Input rows
▶
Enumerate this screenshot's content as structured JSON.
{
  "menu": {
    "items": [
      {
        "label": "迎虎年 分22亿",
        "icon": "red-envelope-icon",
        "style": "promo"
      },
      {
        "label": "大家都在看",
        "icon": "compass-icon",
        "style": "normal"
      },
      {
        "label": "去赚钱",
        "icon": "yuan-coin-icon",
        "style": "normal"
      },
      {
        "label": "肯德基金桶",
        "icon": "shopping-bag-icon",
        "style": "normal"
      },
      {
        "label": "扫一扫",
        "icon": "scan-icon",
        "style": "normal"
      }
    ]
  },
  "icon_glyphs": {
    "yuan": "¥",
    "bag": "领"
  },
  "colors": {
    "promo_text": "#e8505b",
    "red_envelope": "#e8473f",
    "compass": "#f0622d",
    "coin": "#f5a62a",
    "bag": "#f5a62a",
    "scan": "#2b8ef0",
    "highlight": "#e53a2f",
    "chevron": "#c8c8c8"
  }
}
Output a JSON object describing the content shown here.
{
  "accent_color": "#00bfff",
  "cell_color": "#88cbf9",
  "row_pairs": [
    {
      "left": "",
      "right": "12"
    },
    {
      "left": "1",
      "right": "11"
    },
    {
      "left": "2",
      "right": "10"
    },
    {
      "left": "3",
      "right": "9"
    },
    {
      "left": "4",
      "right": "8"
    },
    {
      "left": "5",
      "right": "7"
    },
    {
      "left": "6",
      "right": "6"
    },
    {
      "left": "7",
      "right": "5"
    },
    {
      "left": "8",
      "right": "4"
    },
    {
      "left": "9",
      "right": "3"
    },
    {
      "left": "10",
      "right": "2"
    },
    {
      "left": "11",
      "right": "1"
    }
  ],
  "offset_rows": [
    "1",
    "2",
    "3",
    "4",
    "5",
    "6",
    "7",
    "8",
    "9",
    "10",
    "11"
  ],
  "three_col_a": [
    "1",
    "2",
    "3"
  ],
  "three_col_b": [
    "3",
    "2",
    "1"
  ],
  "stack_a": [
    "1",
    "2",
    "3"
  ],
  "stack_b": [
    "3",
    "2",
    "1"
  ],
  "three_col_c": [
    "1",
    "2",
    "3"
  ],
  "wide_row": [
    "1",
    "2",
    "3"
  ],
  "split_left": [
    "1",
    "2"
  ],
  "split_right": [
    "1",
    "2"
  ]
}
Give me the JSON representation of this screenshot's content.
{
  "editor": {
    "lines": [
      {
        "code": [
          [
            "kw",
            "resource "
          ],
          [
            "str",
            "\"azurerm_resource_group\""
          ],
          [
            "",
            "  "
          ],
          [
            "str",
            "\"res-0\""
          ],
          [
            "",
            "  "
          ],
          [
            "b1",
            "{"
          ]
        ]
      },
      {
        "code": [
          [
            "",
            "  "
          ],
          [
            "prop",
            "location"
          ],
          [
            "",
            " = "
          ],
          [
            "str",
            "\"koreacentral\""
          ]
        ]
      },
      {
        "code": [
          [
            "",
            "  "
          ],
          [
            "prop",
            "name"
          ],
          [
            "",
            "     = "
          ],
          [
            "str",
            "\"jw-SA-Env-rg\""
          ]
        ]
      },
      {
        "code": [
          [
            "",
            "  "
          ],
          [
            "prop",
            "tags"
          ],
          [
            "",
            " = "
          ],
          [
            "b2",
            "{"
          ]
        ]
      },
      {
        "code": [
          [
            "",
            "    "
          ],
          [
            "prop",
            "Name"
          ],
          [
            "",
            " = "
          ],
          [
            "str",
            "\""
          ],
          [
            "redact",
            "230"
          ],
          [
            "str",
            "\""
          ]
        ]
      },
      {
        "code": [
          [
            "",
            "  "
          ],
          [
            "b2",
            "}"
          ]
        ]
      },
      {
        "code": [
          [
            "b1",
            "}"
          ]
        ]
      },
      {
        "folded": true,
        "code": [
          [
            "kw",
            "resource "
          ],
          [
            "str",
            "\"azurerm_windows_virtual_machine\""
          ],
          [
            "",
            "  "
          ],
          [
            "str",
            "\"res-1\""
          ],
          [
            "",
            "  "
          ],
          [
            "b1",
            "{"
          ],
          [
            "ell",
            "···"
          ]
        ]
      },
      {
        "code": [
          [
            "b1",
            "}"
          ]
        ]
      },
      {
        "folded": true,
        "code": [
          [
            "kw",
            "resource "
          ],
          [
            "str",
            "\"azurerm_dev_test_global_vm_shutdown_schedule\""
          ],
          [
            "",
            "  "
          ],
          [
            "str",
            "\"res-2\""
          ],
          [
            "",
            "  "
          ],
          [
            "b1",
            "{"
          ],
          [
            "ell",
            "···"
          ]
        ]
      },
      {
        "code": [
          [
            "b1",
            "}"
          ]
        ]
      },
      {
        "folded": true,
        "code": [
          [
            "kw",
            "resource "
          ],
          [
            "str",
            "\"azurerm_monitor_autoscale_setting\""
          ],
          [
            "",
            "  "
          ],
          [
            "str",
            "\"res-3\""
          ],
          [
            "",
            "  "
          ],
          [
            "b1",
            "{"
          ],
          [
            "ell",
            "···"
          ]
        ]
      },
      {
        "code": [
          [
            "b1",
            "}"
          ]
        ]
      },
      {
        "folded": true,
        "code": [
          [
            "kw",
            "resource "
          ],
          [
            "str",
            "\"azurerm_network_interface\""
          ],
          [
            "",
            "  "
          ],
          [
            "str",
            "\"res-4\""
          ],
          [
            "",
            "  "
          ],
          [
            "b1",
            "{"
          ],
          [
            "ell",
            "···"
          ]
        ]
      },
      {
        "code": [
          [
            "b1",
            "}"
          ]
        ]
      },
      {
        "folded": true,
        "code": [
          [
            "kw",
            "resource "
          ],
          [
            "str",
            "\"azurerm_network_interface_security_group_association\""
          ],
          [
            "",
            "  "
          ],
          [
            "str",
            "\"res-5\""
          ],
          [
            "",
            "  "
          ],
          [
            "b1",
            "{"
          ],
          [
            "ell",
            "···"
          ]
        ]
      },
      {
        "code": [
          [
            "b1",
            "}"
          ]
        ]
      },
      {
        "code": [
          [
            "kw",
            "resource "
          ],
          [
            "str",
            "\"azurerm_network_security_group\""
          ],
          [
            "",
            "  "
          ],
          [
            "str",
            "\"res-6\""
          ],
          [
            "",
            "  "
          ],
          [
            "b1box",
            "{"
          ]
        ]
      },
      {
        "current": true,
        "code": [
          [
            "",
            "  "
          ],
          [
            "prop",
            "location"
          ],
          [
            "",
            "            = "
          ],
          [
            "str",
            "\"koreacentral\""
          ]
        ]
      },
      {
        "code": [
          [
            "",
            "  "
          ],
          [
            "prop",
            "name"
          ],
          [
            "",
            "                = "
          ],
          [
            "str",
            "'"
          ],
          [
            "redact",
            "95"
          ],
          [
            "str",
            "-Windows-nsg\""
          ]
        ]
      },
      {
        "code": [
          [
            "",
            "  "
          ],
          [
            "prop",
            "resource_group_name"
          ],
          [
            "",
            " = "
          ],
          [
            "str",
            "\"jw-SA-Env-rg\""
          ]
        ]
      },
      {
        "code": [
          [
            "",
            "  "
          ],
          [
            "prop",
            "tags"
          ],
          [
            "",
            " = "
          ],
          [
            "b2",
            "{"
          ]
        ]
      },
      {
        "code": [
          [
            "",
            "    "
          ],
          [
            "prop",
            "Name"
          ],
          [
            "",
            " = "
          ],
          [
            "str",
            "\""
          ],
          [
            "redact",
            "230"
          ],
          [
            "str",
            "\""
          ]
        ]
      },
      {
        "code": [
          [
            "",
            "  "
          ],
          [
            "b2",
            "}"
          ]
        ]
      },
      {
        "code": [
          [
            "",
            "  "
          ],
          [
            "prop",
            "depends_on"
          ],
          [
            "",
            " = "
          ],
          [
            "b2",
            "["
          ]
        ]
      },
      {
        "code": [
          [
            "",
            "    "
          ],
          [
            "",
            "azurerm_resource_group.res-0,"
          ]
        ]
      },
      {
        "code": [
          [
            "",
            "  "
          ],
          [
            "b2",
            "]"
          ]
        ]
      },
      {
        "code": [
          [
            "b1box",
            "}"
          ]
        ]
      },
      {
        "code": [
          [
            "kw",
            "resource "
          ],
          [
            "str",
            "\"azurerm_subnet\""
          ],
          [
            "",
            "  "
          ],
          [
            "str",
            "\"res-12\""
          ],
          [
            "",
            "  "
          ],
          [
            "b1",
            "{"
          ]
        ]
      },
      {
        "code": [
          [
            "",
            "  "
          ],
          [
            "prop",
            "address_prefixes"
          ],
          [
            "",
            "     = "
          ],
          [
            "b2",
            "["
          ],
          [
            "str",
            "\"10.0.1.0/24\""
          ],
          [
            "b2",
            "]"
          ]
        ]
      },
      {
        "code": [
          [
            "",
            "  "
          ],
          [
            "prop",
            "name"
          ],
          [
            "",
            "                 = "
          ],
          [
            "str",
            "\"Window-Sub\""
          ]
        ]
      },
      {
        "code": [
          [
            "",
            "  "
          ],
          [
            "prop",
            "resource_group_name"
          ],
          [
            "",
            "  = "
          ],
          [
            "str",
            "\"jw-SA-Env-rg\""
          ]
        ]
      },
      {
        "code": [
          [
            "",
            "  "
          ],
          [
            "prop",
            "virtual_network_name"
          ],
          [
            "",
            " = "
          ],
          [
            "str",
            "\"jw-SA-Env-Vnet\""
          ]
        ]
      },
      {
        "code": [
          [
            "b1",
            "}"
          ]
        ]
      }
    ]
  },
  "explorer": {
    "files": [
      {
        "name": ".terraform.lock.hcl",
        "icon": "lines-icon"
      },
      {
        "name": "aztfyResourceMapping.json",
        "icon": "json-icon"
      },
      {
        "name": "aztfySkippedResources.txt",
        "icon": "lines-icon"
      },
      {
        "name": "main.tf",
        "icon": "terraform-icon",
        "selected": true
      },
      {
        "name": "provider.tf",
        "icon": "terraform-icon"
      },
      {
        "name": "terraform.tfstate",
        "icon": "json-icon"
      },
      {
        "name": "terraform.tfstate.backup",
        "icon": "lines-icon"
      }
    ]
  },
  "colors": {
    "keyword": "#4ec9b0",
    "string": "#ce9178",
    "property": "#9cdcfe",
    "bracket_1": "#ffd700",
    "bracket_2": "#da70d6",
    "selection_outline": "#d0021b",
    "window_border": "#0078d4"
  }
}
◀
Short exercise
Every line in the data above that contains "terraform" needs to be copied.

Written reply
        "name": ".terraform.lock.hcl",
        "icon": "terraform-icon",
        "icon": "terraform-icon"
        "name": "terraform.tfstate",
        "name": "terraform.tfstate.backup",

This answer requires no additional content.